### Stated exercise
Write the records below out in full, character for character, with no pictures.

### Exercise materials
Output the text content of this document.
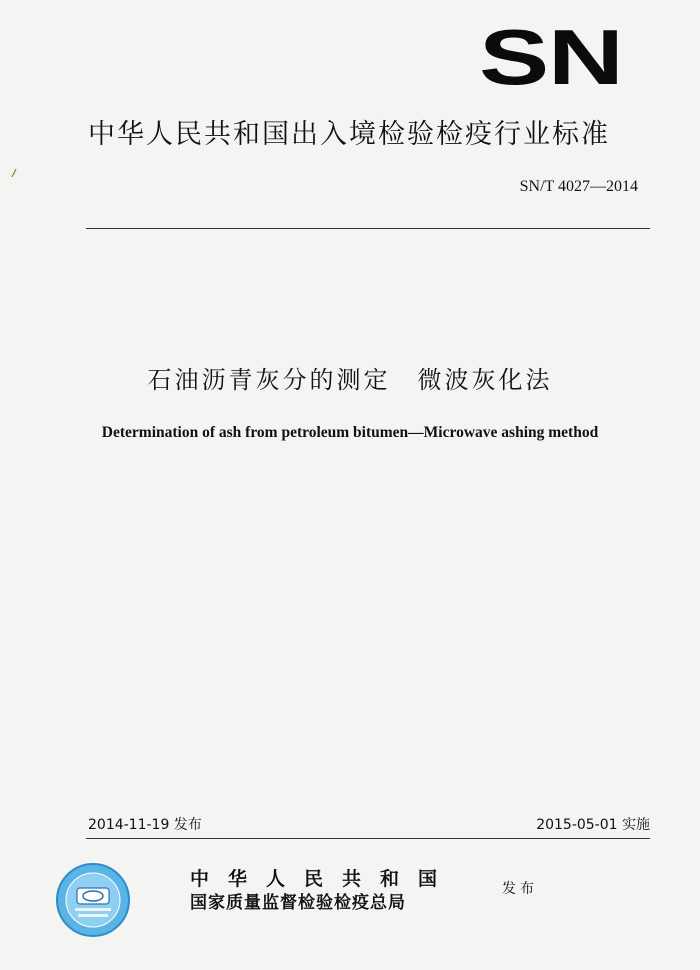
SN
中华人民共和国出入境检验检疫行业标准
SN/T 4027—2014
石油沥青灰分的测定　微波灰化法
Determination of ash from petroleum bitumen—Microwave ashing method
2014-11-19 发布	2015-05-01 实施
中华人民共和国
国家质量监督检验检疫总局
发布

### Task response
Output the text content of this document.
SN
中华人民共和国出入境检验检疫行业标准
SN/T 4027—2014
石油沥青灰分的测定　微波灰化法
Determination of ash from petroleum bitumen—Microwave ashing method
2014-11-19 发布	2015-05-01 实施
中华人民共和国
国家质量监督检验检疫总局
发布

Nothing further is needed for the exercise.